(Collected data)
────────────────────

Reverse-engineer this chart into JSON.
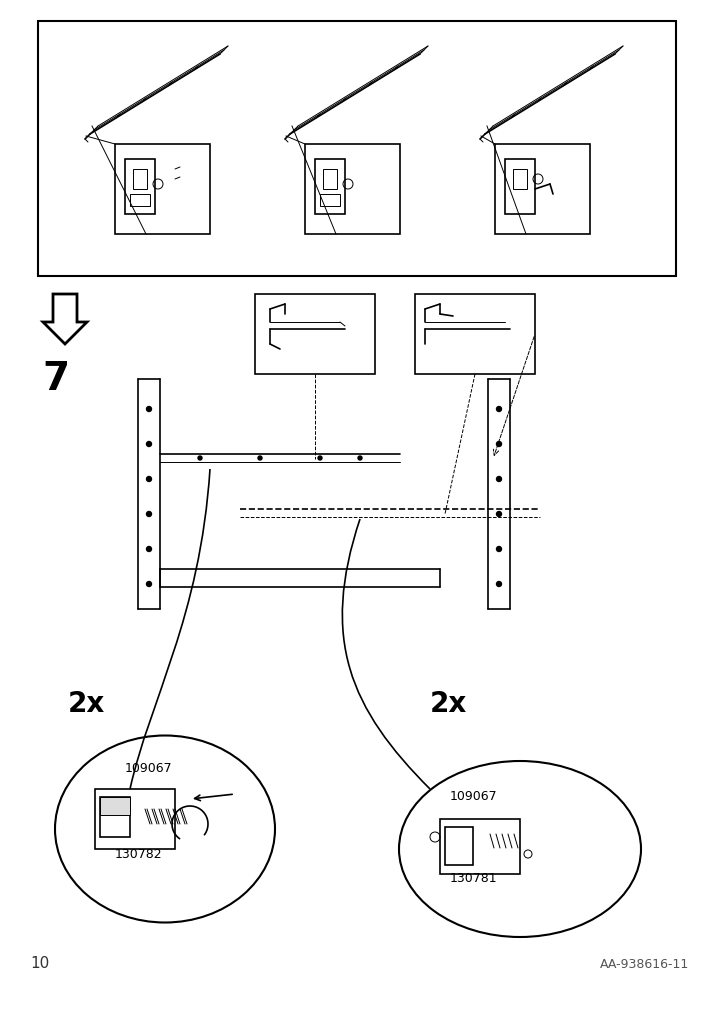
{
  "bg_color": "#ffffff",
  "page_number": "10",
  "article_number": "AA-938616-11",
  "step_number": "7",
  "quantity_labels": [
    "2x",
    "2x"
  ],
  "part_numbers_left": [
    "109067",
    "130782"
  ],
  "part_numbers_right": [
    "109067",
    "130781"
  ],
  "line_color": "#000000",
  "border_color": "#000000",
  "font_size_step": 28,
  "font_size_page": 11,
  "font_size_article": 9,
  "font_size_qty": 20,
  "font_size_part": 9
}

────────────────────

**Goal:**
Exactly reproduce the entries above, minus the pictures.

**Complete answer:**
Reverse-engineer this chart into JSON.
{
  "bg_color": "#ffffff",
  "page_number": "10",
  "article_number": "AA-938616-11",
  "step_number": "7",
  "quantity_labels": [
    "2x",
    "2x"
  ],
  "part_numbers_left": [
    "109067",
    "130782"
  ],
  "part_numbers_right": [
    "109067",
    "130781"
  ],
  "line_color": "#000000",
  "border_color": "#000000",
  "font_size_step": 28,
  "font_size_page": 11,
  "font_size_article": 9,
  "font_size_qty": 20,
  "font_size_part": 9
}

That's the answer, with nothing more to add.